— start Stored rows —

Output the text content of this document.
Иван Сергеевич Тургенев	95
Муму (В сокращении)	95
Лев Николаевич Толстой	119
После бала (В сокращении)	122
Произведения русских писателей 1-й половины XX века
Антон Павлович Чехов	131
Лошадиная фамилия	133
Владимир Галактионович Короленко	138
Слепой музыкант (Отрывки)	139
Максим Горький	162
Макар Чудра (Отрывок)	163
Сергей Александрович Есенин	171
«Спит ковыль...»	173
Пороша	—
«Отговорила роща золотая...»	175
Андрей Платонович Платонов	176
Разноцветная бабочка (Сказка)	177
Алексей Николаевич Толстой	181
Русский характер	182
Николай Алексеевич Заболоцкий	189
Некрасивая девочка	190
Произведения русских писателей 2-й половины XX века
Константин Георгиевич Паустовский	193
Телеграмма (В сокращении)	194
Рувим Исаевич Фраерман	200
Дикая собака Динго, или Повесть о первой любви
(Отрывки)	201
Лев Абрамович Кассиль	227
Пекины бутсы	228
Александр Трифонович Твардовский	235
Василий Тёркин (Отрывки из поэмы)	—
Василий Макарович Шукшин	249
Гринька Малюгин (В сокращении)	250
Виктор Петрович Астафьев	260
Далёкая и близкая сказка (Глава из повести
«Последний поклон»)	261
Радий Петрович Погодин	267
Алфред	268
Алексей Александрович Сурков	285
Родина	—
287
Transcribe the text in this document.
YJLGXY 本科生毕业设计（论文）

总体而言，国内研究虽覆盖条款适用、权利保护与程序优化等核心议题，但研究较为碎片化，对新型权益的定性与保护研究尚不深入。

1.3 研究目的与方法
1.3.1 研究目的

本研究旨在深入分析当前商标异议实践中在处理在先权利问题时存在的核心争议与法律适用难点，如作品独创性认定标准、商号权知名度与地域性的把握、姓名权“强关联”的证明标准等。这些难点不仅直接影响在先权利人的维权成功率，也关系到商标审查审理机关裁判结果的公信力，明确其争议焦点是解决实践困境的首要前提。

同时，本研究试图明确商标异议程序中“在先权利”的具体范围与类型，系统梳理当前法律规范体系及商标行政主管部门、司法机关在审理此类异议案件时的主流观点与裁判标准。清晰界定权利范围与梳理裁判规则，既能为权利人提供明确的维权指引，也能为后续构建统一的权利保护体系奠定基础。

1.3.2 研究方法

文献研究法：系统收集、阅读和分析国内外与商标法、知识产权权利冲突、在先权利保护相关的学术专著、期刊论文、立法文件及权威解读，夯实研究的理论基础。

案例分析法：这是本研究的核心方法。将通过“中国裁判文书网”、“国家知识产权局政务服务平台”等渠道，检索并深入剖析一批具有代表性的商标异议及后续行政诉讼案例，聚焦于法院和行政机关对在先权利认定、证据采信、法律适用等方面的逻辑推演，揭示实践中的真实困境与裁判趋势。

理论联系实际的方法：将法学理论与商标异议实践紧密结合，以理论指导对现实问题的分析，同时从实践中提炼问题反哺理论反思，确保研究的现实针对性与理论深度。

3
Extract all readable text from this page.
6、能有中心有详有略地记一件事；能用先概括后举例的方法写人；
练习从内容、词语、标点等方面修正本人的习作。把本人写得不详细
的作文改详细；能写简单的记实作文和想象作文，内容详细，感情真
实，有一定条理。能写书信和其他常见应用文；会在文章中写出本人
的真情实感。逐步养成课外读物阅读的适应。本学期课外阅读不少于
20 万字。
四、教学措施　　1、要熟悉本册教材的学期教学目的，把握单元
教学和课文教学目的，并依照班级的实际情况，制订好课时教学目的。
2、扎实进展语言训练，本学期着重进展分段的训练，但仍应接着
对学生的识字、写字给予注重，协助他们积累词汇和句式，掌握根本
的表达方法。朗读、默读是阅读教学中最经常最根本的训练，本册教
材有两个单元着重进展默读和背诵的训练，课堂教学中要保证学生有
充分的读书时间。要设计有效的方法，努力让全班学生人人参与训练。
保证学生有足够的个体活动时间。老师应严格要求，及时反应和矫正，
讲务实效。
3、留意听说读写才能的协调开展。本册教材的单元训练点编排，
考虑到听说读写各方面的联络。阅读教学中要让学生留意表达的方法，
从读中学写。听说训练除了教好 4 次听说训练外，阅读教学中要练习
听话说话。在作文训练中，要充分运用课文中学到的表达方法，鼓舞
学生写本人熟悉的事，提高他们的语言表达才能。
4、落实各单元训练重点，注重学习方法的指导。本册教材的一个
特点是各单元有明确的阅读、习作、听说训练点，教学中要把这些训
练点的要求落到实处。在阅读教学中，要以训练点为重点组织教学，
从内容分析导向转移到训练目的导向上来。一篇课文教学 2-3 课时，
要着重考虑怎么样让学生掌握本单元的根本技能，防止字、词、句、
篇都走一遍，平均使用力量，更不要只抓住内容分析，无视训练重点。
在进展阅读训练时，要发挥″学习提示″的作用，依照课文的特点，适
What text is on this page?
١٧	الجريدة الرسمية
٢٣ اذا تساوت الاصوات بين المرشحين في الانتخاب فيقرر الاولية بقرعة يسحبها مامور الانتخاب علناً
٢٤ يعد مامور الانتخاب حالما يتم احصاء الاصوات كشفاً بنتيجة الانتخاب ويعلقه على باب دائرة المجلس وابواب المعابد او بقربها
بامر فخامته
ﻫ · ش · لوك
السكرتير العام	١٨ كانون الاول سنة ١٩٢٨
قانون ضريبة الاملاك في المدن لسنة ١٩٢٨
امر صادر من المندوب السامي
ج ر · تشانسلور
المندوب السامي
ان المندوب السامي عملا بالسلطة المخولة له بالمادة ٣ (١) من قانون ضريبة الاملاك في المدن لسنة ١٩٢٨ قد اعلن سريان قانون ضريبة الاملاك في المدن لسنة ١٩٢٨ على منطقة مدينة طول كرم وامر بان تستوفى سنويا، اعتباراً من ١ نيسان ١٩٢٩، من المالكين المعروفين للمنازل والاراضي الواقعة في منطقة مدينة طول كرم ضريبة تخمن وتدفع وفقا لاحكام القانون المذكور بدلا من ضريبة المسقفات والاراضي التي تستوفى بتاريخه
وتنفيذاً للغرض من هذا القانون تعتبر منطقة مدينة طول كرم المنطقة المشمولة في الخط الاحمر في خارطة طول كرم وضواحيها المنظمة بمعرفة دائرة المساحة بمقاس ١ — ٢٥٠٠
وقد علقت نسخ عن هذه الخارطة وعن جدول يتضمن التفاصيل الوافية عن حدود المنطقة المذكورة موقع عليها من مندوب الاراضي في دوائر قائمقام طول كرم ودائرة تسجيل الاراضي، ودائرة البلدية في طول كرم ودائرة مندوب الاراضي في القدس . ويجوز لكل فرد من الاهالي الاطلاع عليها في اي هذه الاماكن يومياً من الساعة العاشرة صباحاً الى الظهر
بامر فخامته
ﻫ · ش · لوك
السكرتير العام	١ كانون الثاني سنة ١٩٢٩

— end Stored rows —

## Directions:
Return all of the data precisely as it appears.

## Response to the task:
Output the text content of this document.
Иван Сергеевич Тургенев	95
Муму (В сокращении)	95
Лев Николаевич Толстой	119
После бала (В сокращении)	122
Произведения русских писателей 1-й половины XX века
Антон Павлович Чехов	131
Лошадиная фамилия	133
Владимир Галактионович Короленко	138
Слепой музыкант (Отрывки)	139
Максим Горький	162
Макар Чудра (Отрывок)	163
Сергей Александрович Есенин	171
«Спит ковыль...»	173
Пороша	—
«Отговорила роща золотая...»	175
Андрей Платонович Платонов	176
Разноцветная бабочка (Сказка)	177
Алексей Николаевич Толстой	181
Русский характер	182
Николай Алексеевич Заболоцкий	189
Некрасивая девочка	190
Произведения русских писателей 2-й половины XX века
Константин Георгиевич Паустовский	193
Телеграмма (В сокращении)	194
Рувим Исаевич Фраерман	200
Дикая собака Динго, или Повесть о первой любви
(Отрывки)	201
Лев Абрамович Кассиль	227
Пекины бутсы	228
Александр Трифонович Твардовский	235
Василий Тёркин (Отрывки из поэмы)	—
Василий Макарович Шукшин	249
Гринька Малюгин (В сокращении)	250
Виктор Петрович Астафьев	260
Далёкая и близкая сказка (Глава из повести
«Последний поклон»)	261
Радий Петрович Погодин	267
Алфред	268
Алексей Александрович Сурков	285
Родина	—
287
Transcribe the text in this document.
YJLGXY 本科生毕业设计（论文）

总体而言，国内研究虽覆盖条款适用、权利保护与程序优化等核心议题，但研究较为碎片化，对新型权益的定性与保护研究尚不深入。

1.3 研究目的与方法
1.3.1 研究目的

本研究旨在深入分析当前商标异议实践中在处理在先权利问题时存在的核心争议与法律适用难点，如作品独创性认定标准、商号权知名度与地域性的把握、姓名权“强关联”的证明标准等。这些难点不仅直接影响在先权利人的维权成功率，也关系到商标审查审理机关裁判结果的公信力，明确其争议焦点是解决实践困境的首要前提。

同时，本研究试图明确商标异议程序中“在先权利”的具体范围与类型，系统梳理当前法律规范体系及商标行政主管部门、司法机关在审理此类异议案件时的主流观点与裁判标准。清晰界定权利范围与梳理裁判规则，既能为权利人提供明确的维权指引，也能为后续构建统一的权利保护体系奠定基础。

1.3.2 研究方法

文献研究法：系统收集、阅读和分析国内外与商标法、知识产权权利冲突、在先权利保护相关的学术专著、期刊论文、立法文件及权威解读，夯实研究的理论基础。

案例分析法：这是本研究的核心方法。将通过“中国裁判文书网”、“国家知识产权局政务服务平台”等渠道，检索并深入剖析一批具有代表性的商标异议及后续行政诉讼案例，聚焦于法院和行政机关对在先权利认定、证据采信、法律适用等方面的逻辑推演，揭示实践中的真实困境与裁判趋势。

理论联系实际的方法：将法学理论与商标异议实践紧密结合，以理论指导对现实问题的分析，同时从实践中提炼问题反哺理论反思，确保研究的现实针对性与理论深度。

3
Extract all readable text from this page.
6、能有中心有详有略地记一件事；能用先概括后举例的方法写人；
练习从内容、词语、标点等方面修正本人的习作。把本人写得不详细
的作文改详细；能写简单的记实作文和想象作文，内容详细，感情真
实，有一定条理。能写书信和其他常见应用文；会在文章中写出本人
的真情实感。逐步养成课外读物阅读的适应。本学期课外阅读不少于
20 万字。
四、教学措施　　1、要熟悉本册教材的学期教学目的，把握单元
教学和课文教学目的，并依照班级的实际情况，制订好课时教学目的。
2、扎实进展语言训练，本学期着重进展分段的训练，但仍应接着
对学生的识字、写字给予注重，协助他们积累词汇和句式，掌握根本
的表达方法。朗读、默读是阅读教学中最经常最根本的训练，本册教
材有两个单元着重进展默读和背诵的训练，课堂教学中要保证学生有
充分的读书时间。要设计有效的方法，努力让全班学生人人参与训练。
保证学生有足够的个体活动时间。老师应严格要求，及时反应和矫正，
讲务实效。
3、留意听说读写才能的协调开展。本册教材的单元训练点编排，
考虑到听说读写各方面的联络。阅读教学中要让学生留意表达的方法，
从读中学写。听说训练除了教好 4 次听说训练外，阅读教学中要练习
听话说话。在作文训练中，要充分运用课文中学到的表达方法，鼓舞
学生写本人熟悉的事，提高他们的语言表达才能。
4、落实各单元训练重点，注重学习方法的指导。本册教材的一个
特点是各单元有明确的阅读、习作、听说训练点，教学中要把这些训
练点的要求落到实处。在阅读教学中，要以训练点为重点组织教学，
从内容分析导向转移到训练目的导向上来。一篇课文教学 2-3 课时，
要着重考虑怎么样让学生掌握本单元的根本技能，防止字、词、句、
篇都走一遍，平均使用力量，更不要只抓住内容分析，无视训练重点。
在进展阅读训练时，要发挥″学习提示″的作用，依照课文的特点，适
What text is on this page?
١٧	الجريدة الرسمية
٢٣ اذا تساوت الاصوات بين المرشحين في الانتخاب فيقرر الاولية بقرعة يسحبها مامور الانتخاب علناً
٢٤ يعد مامور الانتخاب حالما يتم احصاء الاصوات كشفاً بنتيجة الانتخاب ويعلقه على باب دائرة المجلس وابواب المعابد او بقربها
بامر فخامته
ﻫ · ش · لوك
السكرتير العام	١٨ كانون الاول سنة ١٩٢٨
قانون ضريبة الاملاك في المدن لسنة ١٩٢٨
امر صادر من المندوب السامي
ج ر · تشانسلور
المندوب السامي
ان المندوب السامي عملا بالسلطة المخولة له بالمادة ٣ (١) من قانون ضريبة الاملاك في المدن لسنة ١٩٢٨ قد اعلن سريان قانون ضريبة الاملاك في المدن لسنة ١٩٢٨ على منطقة مدينة طول كرم وامر بان تستوفى سنويا، اعتباراً من ١ نيسان ١٩٢٩، من المالكين المعروفين للمنازل والاراضي الواقعة في منطقة مدينة طول كرم ضريبة تخمن وتدفع وفقا لاحكام القانون المذكور بدلا من ضريبة المسقفات والاراضي التي تستوفى بتاريخه
وتنفيذاً للغرض من هذا القانون تعتبر منطقة مدينة طول كرم المنطقة المشمولة في الخط الاحمر في خارطة طول كرم وضواحيها المنظمة بمعرفة دائرة المساحة بمقاس ١ — ٢٥٠٠
وقد علقت نسخ عن هذه الخارطة وعن جدول يتضمن التفاصيل الوافية عن حدود المنطقة المذكورة موقع عليها من مندوب الاراضي في دوائر قائمقام طول كرم ودائرة تسجيل الاراضي، ودائرة البلدية في طول كرم ودائرة مندوب الاراضي في القدس . ويجوز لكل فرد من الاهالي الاطلاع عليها في اي هذه الاماكن يومياً من الساعة العاشرة صباحاً الى الظهر
بامر فخامته
ﻫ · ش · لوك
السكرتير العام	١ كانون الثاني سنة ١٩٢٩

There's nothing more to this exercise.